Challenge: Present every line in which the string "placeholder" appears.

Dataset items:

⟨

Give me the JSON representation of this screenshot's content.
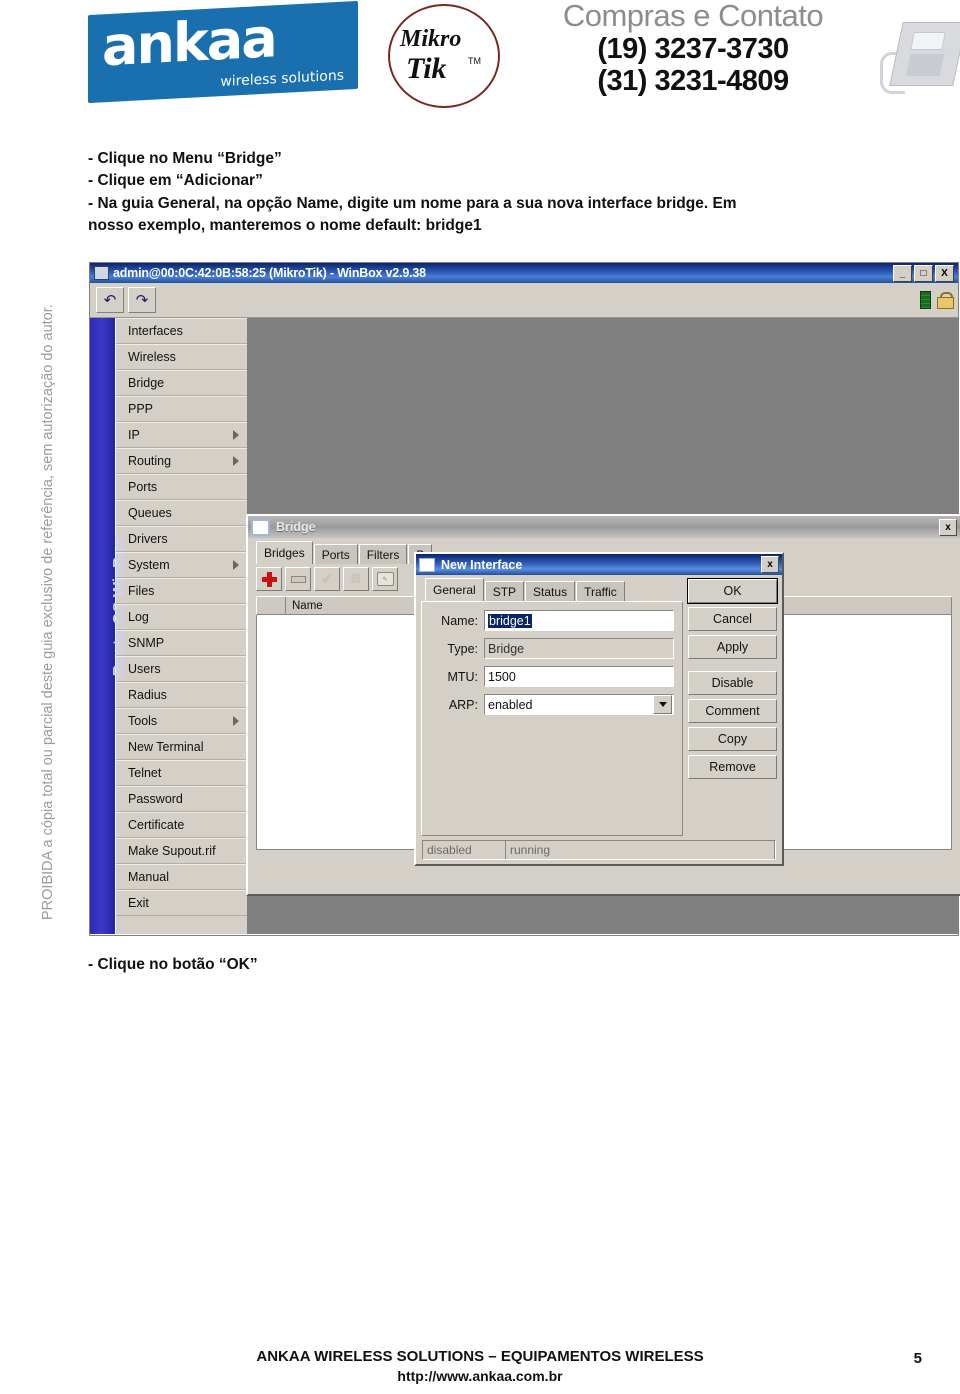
{
  "brand": {
    "logo_word": "ankaa",
    "logo_tagline": "wireless solutions",
    "partner_line1": "Mikro",
    "partner_line2": "Tik",
    "partner_tm": "TM",
    "contact_title": "Compras e Contato",
    "phone1": "(19) 3237-3730",
    "phone2": "(31) 3231-4809"
  },
  "watermark": "PROIBIDA a cópia total ou parcial deste guia exclusivo de referência, sem autorização do autor.",
  "intro": {
    "line1": "- Clique no Menu “Bridge”",
    "line2": "- Clique em “Adicionar”",
    "line3": "- Na guia General, na opção Name, digite um nome para a sua nova interface bridge. Em",
    "line4": "nosso exemplo, manteremos o nome default: bridge1"
  },
  "winbox": {
    "title": "admin@00:0C:42:0B:58:25 (MikroTik) - WinBox v2.9.38",
    "min_label": "_",
    "max_label": "□",
    "close_label": "X",
    "toolbar": {
      "undo_label": "↶",
      "redo_label": "↷"
    },
    "strip_label": "RouterOS WinBox",
    "menu": [
      {
        "label": "Interfaces",
        "submenu": false
      },
      {
        "label": "Wireless",
        "submenu": false
      },
      {
        "label": "Bridge",
        "submenu": false
      },
      {
        "label": "PPP",
        "submenu": false
      },
      {
        "label": "IP",
        "submenu": true
      },
      {
        "label": "Routing",
        "submenu": true
      },
      {
        "label": "Ports",
        "submenu": false
      },
      {
        "label": "Queues",
        "submenu": false
      },
      {
        "label": "Drivers",
        "submenu": false
      },
      {
        "label": "System",
        "submenu": true
      },
      {
        "label": "Files",
        "submenu": false
      },
      {
        "label": "Log",
        "submenu": false
      },
      {
        "label": "SNMP",
        "submenu": false
      },
      {
        "label": "Users",
        "submenu": false
      },
      {
        "label": "Radius",
        "submenu": false
      },
      {
        "label": "Tools",
        "submenu": true
      },
      {
        "label": "New Terminal",
        "submenu": false
      },
      {
        "label": "Telnet",
        "submenu": false
      },
      {
        "label": "Password",
        "submenu": false
      },
      {
        "label": "Certificate",
        "submenu": false
      },
      {
        "label": "Make Supout.rif",
        "submenu": false
      },
      {
        "label": "Manual",
        "submenu": false
      },
      {
        "label": "Exit",
        "submenu": false
      }
    ]
  },
  "bridge_window": {
    "title": "Bridge",
    "close_label": "x",
    "tabs": [
      "Bridges",
      "Ports",
      "Filters",
      "B"
    ],
    "active_tab": "Bridges",
    "toolbar_icons": [
      "add-icon",
      "remove-icon",
      "enable-icon",
      "disable-icon",
      "comment-icon"
    ],
    "column_header": "Name"
  },
  "new_interface": {
    "title": "New Interface",
    "close_label": "x",
    "tabs": [
      "General",
      "STP",
      "Status",
      "Traffic"
    ],
    "active_tab": "General",
    "fields": [
      {
        "label": "Name:",
        "value": "bridge1",
        "kind": "text-selected"
      },
      {
        "label": "Type:",
        "value": "Bridge",
        "kind": "readonly"
      },
      {
        "label": "MTU:",
        "value": "1500",
        "kind": "text"
      },
      {
        "label": "ARP:",
        "value": "enabled",
        "kind": "combo"
      }
    ],
    "buttons": [
      "OK",
      "Cancel",
      "Apply",
      "Disable",
      "Comment",
      "Copy",
      "Remove"
    ],
    "status": [
      "disabled",
      "running"
    ]
  },
  "note": "- Clique no botão “OK”",
  "footer": {
    "line1": "ANKAA WIRELESS SOLUTIONS – EQUIPAMENTOS WIRELESS",
    "line2": "http://www.ankaa.com.br",
    "page": "5"
  }
}
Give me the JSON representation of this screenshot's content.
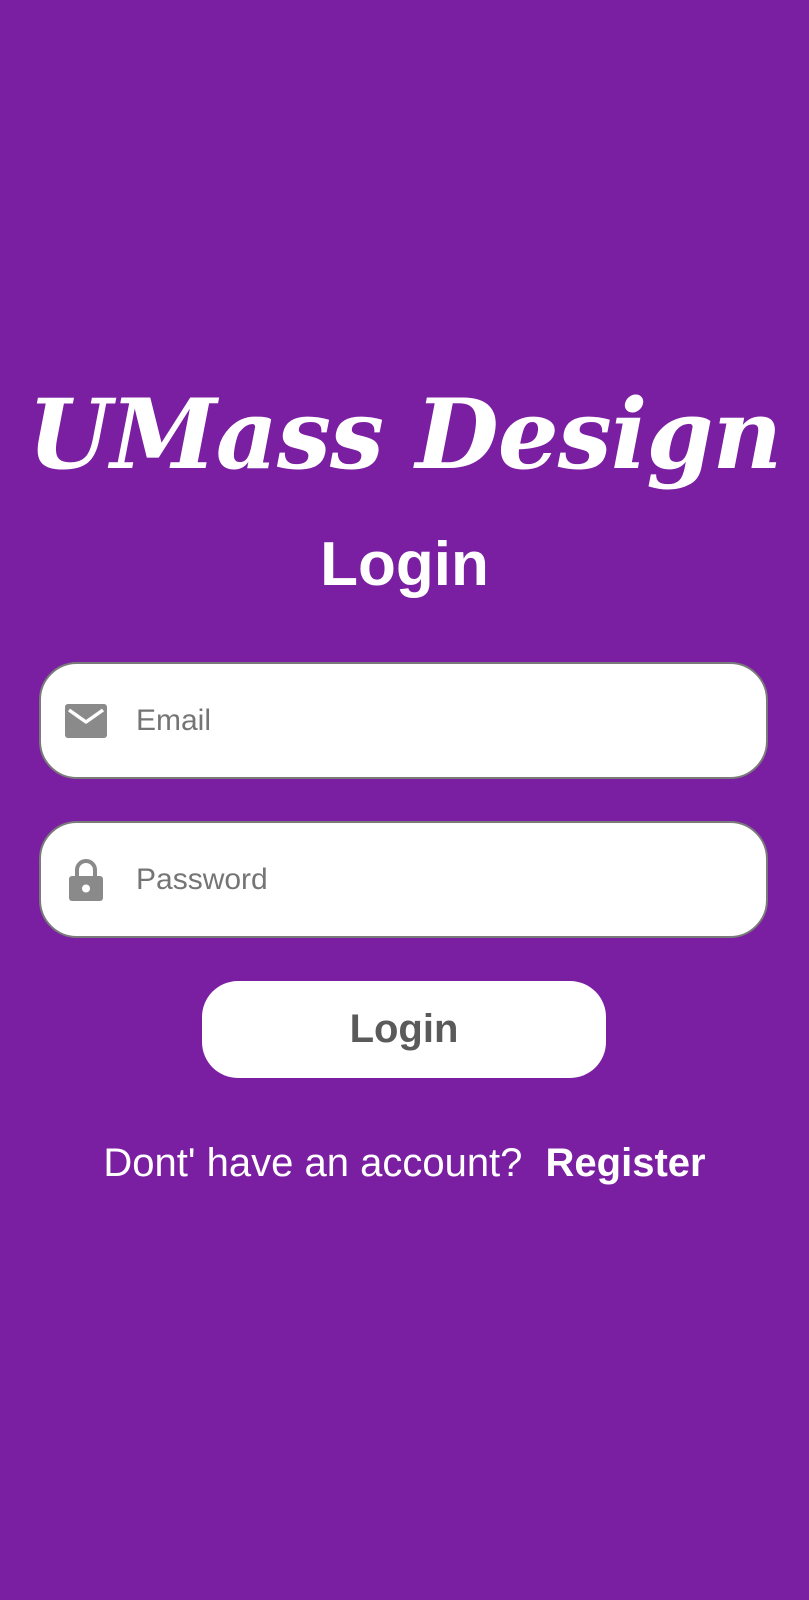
{
  "brand": {
    "title": "UMass Design"
  },
  "header": {
    "title": "Login"
  },
  "form": {
    "email": {
      "placeholder": "Email",
      "value": "",
      "icon": "email-icon"
    },
    "password": {
      "placeholder": "Password",
      "value": "",
      "icon": "lock-icon"
    },
    "submit_label": "Login"
  },
  "footer": {
    "prompt": "Dont' have an account?",
    "register_label": "Register"
  },
  "colors": {
    "background": "#7b1fa2",
    "field_background": "#ffffff",
    "icon": "#8a8a8a",
    "button_text": "#5a5a5a"
  }
}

⟩

In response:
      "placeholder": "Email",
      "placeholder": "Password",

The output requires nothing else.